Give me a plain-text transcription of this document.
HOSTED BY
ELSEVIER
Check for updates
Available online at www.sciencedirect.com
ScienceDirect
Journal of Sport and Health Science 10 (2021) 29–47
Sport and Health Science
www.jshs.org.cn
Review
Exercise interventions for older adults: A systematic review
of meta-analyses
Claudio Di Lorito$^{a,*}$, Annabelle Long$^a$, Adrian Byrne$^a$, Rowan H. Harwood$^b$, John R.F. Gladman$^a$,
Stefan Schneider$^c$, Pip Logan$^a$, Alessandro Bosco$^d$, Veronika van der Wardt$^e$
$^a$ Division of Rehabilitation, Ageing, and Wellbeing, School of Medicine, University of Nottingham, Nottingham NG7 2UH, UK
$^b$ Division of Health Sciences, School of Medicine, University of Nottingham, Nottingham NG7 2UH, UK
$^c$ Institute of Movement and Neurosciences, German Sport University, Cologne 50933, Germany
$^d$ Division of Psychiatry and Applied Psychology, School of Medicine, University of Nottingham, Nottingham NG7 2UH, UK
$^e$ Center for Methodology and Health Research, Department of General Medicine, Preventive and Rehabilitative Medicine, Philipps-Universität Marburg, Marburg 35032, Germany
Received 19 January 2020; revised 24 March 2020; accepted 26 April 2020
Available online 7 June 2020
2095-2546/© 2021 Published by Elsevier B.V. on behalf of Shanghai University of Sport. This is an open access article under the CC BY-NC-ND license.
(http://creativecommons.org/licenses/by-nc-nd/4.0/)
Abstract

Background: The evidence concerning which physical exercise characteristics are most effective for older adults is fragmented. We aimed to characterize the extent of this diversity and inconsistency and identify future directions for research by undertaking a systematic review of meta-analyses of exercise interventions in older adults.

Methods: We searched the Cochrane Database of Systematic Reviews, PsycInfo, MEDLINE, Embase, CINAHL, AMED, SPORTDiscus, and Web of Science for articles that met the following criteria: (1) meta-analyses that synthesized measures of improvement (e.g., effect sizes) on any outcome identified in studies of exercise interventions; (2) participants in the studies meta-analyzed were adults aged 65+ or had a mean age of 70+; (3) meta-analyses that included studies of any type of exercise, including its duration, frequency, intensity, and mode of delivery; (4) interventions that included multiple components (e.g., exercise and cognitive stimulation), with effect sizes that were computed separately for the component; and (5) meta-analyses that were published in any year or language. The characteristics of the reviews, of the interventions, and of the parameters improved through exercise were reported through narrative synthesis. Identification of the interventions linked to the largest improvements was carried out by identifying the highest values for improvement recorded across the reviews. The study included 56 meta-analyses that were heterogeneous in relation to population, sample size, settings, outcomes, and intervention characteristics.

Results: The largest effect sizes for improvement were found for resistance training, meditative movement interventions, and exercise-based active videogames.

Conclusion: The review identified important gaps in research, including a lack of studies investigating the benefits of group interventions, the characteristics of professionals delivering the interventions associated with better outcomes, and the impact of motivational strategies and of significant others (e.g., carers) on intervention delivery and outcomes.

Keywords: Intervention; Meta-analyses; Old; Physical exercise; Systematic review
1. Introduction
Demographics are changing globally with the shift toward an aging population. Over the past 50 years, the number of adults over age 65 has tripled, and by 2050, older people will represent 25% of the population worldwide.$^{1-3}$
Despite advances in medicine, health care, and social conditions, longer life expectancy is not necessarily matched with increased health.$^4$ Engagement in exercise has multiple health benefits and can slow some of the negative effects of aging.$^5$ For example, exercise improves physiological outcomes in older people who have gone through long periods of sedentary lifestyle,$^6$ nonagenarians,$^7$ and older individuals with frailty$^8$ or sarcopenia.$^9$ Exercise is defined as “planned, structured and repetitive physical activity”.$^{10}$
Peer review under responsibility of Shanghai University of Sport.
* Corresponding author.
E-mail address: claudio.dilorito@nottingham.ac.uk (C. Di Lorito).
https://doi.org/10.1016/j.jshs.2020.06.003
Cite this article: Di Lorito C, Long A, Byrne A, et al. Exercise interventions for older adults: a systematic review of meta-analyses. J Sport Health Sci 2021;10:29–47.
::::::
= DIRECTION =
Print the listing above in its entirety, with every line exact.

= COMPLETED EXERCISE =
Give me a plain-text transcription of this document.
HOSTED BY
ELSEVIER
Check for updates
Available online at www.sciencedirect.com
ScienceDirect
Journal of Sport and Health Science 10 (2021) 29–47
Sport and Health Science
www.jshs.org.cn
Review
Exercise interventions for older adults: A systematic review
of meta-analyses
Claudio Di Lorito$^{a,*}$, Annabelle Long$^a$, Adrian Byrne$^a$, Rowan H. Harwood$^b$, John R.F. Gladman$^a$,
Stefan Schneider$^c$, Pip Logan$^a$, Alessandro Bosco$^d$, Veronika van der Wardt$^e$
$^a$ Division of Rehabilitation, Ageing, and Wellbeing, School of Medicine, University of Nottingham, Nottingham NG7 2UH, UK
$^b$ Division of Health Sciences, School of Medicine, University of Nottingham, Nottingham NG7 2UH, UK
$^c$ Institute of Movement and Neurosciences, German Sport University, Cologne 50933, Germany
$^d$ Division of Psychiatry and Applied Psychology, School of Medicine, University of Nottingham, Nottingham NG7 2UH, UK
$^e$ Center for Methodology and Health Research, Department of General Medicine, Preventive and Rehabilitative Medicine, Philipps-Universität Marburg, Marburg 35032, Germany
Received 19 January 2020; revised 24 March 2020; accepted 26 April 2020
Available online 7 June 2020
2095-2546/© 2021 Published by Elsevier B.V. on behalf of Shanghai University of Sport. This is an open access article under the CC BY-NC-ND license.
(http://creativecommons.org/licenses/by-nc-nd/4.0/)
Abstract

Background: The evidence concerning which physical exercise characteristics are most effective for older adults is fragmented. We aimed to characterize the extent of this diversity and inconsistency and identify future directions for research by undertaking a systematic review of meta-analyses of exercise interventions in older adults.

Methods: We searched the Cochrane Database of Systematic Reviews, PsycInfo, MEDLINE, Embase, CINAHL, AMED, SPORTDiscus, and Web of Science for articles that met the following criteria: (1) meta-analyses that synthesized measures of improvement (e.g., effect sizes) on any outcome identified in studies of exercise interventions; (2) participants in the studies meta-analyzed were adults aged 65+ or had a mean age of 70+; (3) meta-analyses that included studies of any type of exercise, including its duration, frequency, intensity, and mode of delivery; (4) interventions that included multiple components (e.g., exercise and cognitive stimulation), with effect sizes that were computed separately for the component; and (5) meta-analyses that were published in any year or language. The characteristics of the reviews, of the interventions, and of the parameters improved through exercise were reported through narrative synthesis. Identification of the interventions linked to the largest improvements was carried out by identifying the highest values for improvement recorded across the reviews. The study included 56 meta-analyses that were heterogeneous in relation to population, sample size, settings, outcomes, and intervention characteristics.

Results: The largest effect sizes for improvement were found for resistance training, meditative movement interventions, and exercise-based active videogames.

Conclusion: The review identified important gaps in research, including a lack of studies investigating the benefits of group interventions, the characteristics of professionals delivering the interventions associated with better outcomes, and the impact of motivational strategies and of significant others (e.g., carers) on intervention delivery and outcomes.

Keywords: Intervention; Meta-analyses; Old; Physical exercise; Systematic review
1. Introduction
Demographics are changing globally with the shift toward an aging population. Over the past 50 years, the number of adults over age 65 has tripled, and by 2050, older people will represent 25% of the population worldwide.$^{1-3}$
Despite advances in medicine, health care, and social conditions, longer life expectancy is not necessarily matched with increased health.$^4$ Engagement in exercise has multiple health benefits and can slow some of the negative effects of aging.$^5$ For example, exercise improves physiological outcomes in older people who have gone through long periods of sedentary lifestyle,$^6$ nonagenarians,$^7$ and older individuals with frailty$^8$ or sarcopenia.$^9$ Exercise is defined as “planned, structured and repetitive physical activity”.$^{10}$
Peer review under responsibility of Shanghai University of Sport.
* Corresponding author.
E-mail address: claudio.dilorito@nottingham.ac.uk (C. Di Lorito).
https://doi.org/10.1016/j.jshs.2020.06.003
Cite this article: Di Lorito C, Long A, Byrne A, et al. Exercise interventions for older adults: a systematic review of meta-analyses. J Sport Health Sci 2021;10:29–47.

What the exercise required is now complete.